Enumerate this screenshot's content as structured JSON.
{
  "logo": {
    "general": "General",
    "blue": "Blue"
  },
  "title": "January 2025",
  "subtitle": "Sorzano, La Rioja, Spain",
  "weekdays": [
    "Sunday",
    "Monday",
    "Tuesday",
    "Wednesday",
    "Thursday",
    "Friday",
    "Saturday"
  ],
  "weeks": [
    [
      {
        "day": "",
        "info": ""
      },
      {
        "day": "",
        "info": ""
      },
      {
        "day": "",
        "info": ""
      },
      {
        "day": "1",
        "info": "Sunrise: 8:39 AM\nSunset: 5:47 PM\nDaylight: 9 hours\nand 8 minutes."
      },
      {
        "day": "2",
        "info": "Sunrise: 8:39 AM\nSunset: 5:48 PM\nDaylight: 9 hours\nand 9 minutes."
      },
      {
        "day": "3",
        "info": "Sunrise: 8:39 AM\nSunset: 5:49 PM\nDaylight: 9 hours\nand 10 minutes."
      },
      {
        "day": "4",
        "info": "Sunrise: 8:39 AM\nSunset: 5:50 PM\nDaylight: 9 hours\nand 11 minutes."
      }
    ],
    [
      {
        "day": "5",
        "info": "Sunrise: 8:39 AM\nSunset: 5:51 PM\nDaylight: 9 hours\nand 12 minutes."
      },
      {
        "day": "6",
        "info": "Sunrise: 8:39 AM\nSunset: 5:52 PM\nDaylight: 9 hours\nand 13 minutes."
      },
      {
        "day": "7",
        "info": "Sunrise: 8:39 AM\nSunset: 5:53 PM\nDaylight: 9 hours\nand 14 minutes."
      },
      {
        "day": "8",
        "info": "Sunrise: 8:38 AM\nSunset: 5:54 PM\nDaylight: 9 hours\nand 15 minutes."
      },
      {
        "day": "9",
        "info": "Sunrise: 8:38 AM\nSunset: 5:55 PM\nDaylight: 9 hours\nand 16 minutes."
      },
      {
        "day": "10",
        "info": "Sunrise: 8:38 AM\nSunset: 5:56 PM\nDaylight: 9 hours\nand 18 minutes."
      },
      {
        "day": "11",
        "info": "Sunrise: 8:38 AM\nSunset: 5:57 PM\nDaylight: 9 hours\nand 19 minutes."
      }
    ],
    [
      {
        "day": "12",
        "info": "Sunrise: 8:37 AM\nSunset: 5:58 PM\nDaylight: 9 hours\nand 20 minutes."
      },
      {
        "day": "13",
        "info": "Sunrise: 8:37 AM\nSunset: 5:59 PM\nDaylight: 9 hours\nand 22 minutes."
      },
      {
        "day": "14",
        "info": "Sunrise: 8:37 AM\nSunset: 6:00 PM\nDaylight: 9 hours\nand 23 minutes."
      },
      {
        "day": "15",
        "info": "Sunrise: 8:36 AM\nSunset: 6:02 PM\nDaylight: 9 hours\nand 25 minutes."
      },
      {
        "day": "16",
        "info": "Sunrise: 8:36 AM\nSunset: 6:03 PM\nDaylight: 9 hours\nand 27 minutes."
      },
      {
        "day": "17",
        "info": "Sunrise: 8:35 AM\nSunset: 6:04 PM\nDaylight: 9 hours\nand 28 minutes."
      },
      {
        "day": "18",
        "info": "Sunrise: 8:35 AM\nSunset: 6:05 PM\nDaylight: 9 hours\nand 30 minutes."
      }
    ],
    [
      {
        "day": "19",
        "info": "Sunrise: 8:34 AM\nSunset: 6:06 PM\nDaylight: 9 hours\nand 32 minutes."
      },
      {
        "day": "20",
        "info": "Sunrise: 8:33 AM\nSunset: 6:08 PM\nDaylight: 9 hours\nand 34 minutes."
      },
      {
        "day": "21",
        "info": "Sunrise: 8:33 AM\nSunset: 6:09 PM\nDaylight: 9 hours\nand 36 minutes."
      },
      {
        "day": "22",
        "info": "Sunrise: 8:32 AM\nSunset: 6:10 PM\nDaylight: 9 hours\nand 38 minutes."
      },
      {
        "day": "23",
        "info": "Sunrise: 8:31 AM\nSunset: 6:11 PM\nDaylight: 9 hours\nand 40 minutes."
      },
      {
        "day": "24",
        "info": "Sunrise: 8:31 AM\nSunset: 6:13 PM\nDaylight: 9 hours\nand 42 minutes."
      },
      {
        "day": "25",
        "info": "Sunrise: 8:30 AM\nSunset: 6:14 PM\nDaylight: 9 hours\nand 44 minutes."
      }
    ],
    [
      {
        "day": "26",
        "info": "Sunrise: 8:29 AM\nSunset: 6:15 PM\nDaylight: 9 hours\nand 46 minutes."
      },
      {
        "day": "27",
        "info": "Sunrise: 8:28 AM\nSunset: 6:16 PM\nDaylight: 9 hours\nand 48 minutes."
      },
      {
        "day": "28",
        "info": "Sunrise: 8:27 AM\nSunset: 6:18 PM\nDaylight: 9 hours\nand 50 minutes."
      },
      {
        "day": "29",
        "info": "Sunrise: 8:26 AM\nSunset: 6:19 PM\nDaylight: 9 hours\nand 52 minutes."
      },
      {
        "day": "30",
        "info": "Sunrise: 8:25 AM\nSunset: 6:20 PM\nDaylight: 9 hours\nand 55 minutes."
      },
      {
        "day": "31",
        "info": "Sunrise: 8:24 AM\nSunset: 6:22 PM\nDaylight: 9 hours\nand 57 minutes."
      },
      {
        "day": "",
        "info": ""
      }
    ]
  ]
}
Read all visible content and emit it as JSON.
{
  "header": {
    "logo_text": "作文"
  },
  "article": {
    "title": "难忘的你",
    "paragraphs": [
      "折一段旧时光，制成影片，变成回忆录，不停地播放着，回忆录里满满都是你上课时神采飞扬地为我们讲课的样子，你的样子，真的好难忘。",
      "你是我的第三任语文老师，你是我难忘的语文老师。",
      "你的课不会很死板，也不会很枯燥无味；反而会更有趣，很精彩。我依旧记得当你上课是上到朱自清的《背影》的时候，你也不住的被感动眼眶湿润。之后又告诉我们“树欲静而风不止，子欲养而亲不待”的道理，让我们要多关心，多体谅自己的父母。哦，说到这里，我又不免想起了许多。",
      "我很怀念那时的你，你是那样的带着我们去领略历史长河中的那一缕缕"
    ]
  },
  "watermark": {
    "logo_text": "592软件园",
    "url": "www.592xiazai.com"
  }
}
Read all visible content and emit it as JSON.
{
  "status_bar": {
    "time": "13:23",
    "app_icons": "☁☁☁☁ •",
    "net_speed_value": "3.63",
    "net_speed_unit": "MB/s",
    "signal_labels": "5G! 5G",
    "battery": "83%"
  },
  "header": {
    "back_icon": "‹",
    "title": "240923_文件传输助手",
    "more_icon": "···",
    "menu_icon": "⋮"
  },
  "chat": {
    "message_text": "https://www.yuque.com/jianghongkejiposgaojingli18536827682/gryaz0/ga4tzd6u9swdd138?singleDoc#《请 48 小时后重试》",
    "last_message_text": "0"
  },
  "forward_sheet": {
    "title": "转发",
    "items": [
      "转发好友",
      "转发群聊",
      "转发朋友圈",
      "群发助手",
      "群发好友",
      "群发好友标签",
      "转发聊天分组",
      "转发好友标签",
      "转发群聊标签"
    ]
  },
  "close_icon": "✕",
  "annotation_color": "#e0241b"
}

* * * * * * *

Requirements
Copy the material above, line for line.

Exercise response
Enumerate this screenshot's content as structured JSON.
{
  "logo": {
    "general": "General",
    "blue": "Blue"
  },
  "title": "January 2025",
  "subtitle": "Sorzano, La Rioja, Spain",
  "weekdays": [
    "Sunday",
    "Monday",
    "Tuesday",
    "Wednesday",
    "Thursday",
    "Friday",
    "Saturday"
  ],
  "weeks": [
    [
      {
        "day": "",
        "info": ""
      },
      {
        "day": "",
        "info": ""
      },
      {
        "day": "",
        "info": ""
      },
      {
        "day": "1",
        "info": "Sunrise: 8:39 AM\nSunset: 5:47 PM\nDaylight: 9 hours\nand 8 minutes."
      },
      {
        "day": "2",
        "info": "Sunrise: 8:39 AM\nSunset: 5:48 PM\nDaylight: 9 hours\nand 9 minutes."
      },
      {
        "day": "3",
        "info": "Sunrise: 8:39 AM\nSunset: 5:49 PM\nDaylight: 9 hours\nand 10 minutes."
      },
      {
        "day": "4",
        "info": "Sunrise: 8:39 AM\nSunset: 5:50 PM\nDaylight: 9 hours\nand 11 minutes."
      }
    ],
    [
      {
        "day": "5",
        "info": "Sunrise: 8:39 AM\nSunset: 5:51 PM\nDaylight: 9 hours\nand 12 minutes."
      },
      {
        "day": "6",
        "info": "Sunrise: 8:39 AM\nSunset: 5:52 PM\nDaylight: 9 hours\nand 13 minutes."
      },
      {
        "day": "7",
        "info": "Sunrise: 8:39 AM\nSunset: 5:53 PM\nDaylight: 9 hours\nand 14 minutes."
      },
      {
        "day": "8",
        "info": "Sunrise: 8:38 AM\nSunset: 5:54 PM\nDaylight: 9 hours\nand 15 minutes."
      },
      {
        "day": "9",
        "info": "Sunrise: 8:38 AM\nSunset: 5:55 PM\nDaylight: 9 hours\nand 16 minutes."
      },
      {
        "day": "10",
        "info": "Sunrise: 8:38 AM\nSunset: 5:56 PM\nDaylight: 9 hours\nand 18 minutes."
      },
      {
        "day": "11",
        "info": "Sunrise: 8:38 AM\nSunset: 5:57 PM\nDaylight: 9 hours\nand 19 minutes."
      }
    ],
    [
      {
        "day": "12",
        "info": "Sunrise: 8:37 AM\nSunset: 5:58 PM\nDaylight: 9 hours\nand 20 minutes."
      },
      {
        "day": "13",
        "info": "Sunrise: 8:37 AM\nSunset: 5:59 PM\nDaylight: 9 hours\nand 22 minutes."
      },
      {
        "day": "14",
        "info": "Sunrise: 8:37 AM\nSunset: 6:00 PM\nDaylight: 9 hours\nand 23 minutes."
      },
      {
        "day": "15",
        "info": "Sunrise: 8:36 AM\nSunset: 6:02 PM\nDaylight: 9 hours\nand 25 minutes."
      },
      {
        "day": "16",
        "info": "Sunrise: 8:36 AM\nSunset: 6:03 PM\nDaylight: 9 hours\nand 27 minutes."
      },
      {
        "day": "17",
        "info": "Sunrise: 8:35 AM\nSunset: 6:04 PM\nDaylight: 9 hours\nand 28 minutes."
      },
      {
        "day": "18",
        "info": "Sunrise: 8:35 AM\nSunset: 6:05 PM\nDaylight: 9 hours\nand 30 minutes."
      }
    ],
    [
      {
        "day": "19",
        "info": "Sunrise: 8:34 AM\nSunset: 6:06 PM\nDaylight: 9 hours\nand 32 minutes."
      },
      {
        "day": "20",
        "info": "Sunrise: 8:33 AM\nSunset: 6:08 PM\nDaylight: 9 hours\nand 34 minutes."
      },
      {
        "day": "21",
        "info": "Sunrise: 8:33 AM\nSunset: 6:09 PM\nDaylight: 9 hours\nand 36 minutes."
      },
      {
        "day": "22",
        "info": "Sunrise: 8:32 AM\nSunset: 6:10 PM\nDaylight: 9 hours\nand 38 minutes."
      },
      {
        "day": "23",
        "info": "Sunrise: 8:31 AM\nSunset: 6:11 PM\nDaylight: 9 hours\nand 40 minutes."
      },
      {
        "day": "24",
        "info": "Sunrise: 8:31 AM\nSunset: 6:13 PM\nDaylight: 9 hours\nand 42 minutes."
      },
      {
        "day": "25",
        "info": "Sunrise: 8:30 AM\nSunset: 6:14 PM\nDaylight: 9 hours\nand 44 minutes."
      }
    ],
    [
      {
        "day": "26",
        "info": "Sunrise: 8:29 AM\nSunset: 6:15 PM\nDaylight: 9 hours\nand 46 minutes."
      },
      {
        "day": "27",
        "info": "Sunrise: 8:28 AM\nSunset: 6:16 PM\nDaylight: 9 hours\nand 48 minutes."
      },
      {
        "day": "28",
        "info": "Sunrise: 8:27 AM\nSunset: 6:18 PM\nDaylight: 9 hours\nand 50 minutes."
      },
      {
        "day": "29",
        "info": "Sunrise: 8:26 AM\nSunset: 6:19 PM\nDaylight: 9 hours\nand 52 minutes."
      },
      {
        "day": "30",
        "info": "Sunrise: 8:25 AM\nSunset: 6:20 PM\nDaylight: 9 hours\nand 55 minutes."
      },
      {
        "day": "31",
        "info": "Sunrise: 8:24 AM\nSunset: 6:22 PM\nDaylight: 9 hours\nand 57 minutes."
      },
      {
        "day": "",
        "info": ""
      }
    ]
  ]
}
Read all visible content and emit it as JSON.
{
  "header": {
    "logo_text": "作文"
  },
  "article": {
    "title": "难忘的你",
    "paragraphs": [
      "折一段旧时光，制成影片，变成回忆录，不停地播放着，回忆录里满满都是你上课时神采飞扬地为我们讲课的样子，你的样子，真的好难忘。",
      "你是我的第三任语文老师，你是我难忘的语文老师。",
      "你的课不会很死板，也不会很枯燥无味；反而会更有趣，很精彩。我依旧记得当你上课是上到朱自清的《背影》的时候，你也不住的被感动眼眶湿润。之后又告诉我们“树欲静而风不止，子欲养而亲不待”的道理，让我们要多关心，多体谅自己的父母。哦，说到这里，我又不免想起了许多。",
      "我很怀念那时的你，你是那样的带着我们去领略历史长河中的那一缕缕"
    ]
  },
  "watermark": {
    "logo_text": "592软件园",
    "url": "www.592xiazai.com"
  }
}
Read all visible content and emit it as JSON.
{
  "status_bar": {
    "time": "13:23",
    "app_icons": "☁☁☁☁ •",
    "net_speed_value": "3.63",
    "net_speed_unit": "MB/s",
    "signal_labels": "5G! 5G",
    "battery": "83%"
  },
  "header": {
    "back_icon": "‹",
    "title": "240923_文件传输助手",
    "more_icon": "···",
    "menu_icon": "⋮"
  },
  "chat": {
    "message_text": "https://www.yuque.com/jianghongkejiposgaojingli18536827682/gryaz0/ga4tzd6u9swdd138?singleDoc#《请 48 小时后重试》",
    "last_message_text": "0"
  },
  "forward_sheet": {
    "title": "转发",
    "items": [
      "转发好友",
      "转发群聊",
      "转发朋友圈",
      "群发助手",
      "群发好友",
      "群发好友标签",
      "转发聊天分组",
      "转发好友标签",
      "转发群聊标签"
    ]
  },
  "close_icon": "✕",
  "annotation_color": "#e0241b"
}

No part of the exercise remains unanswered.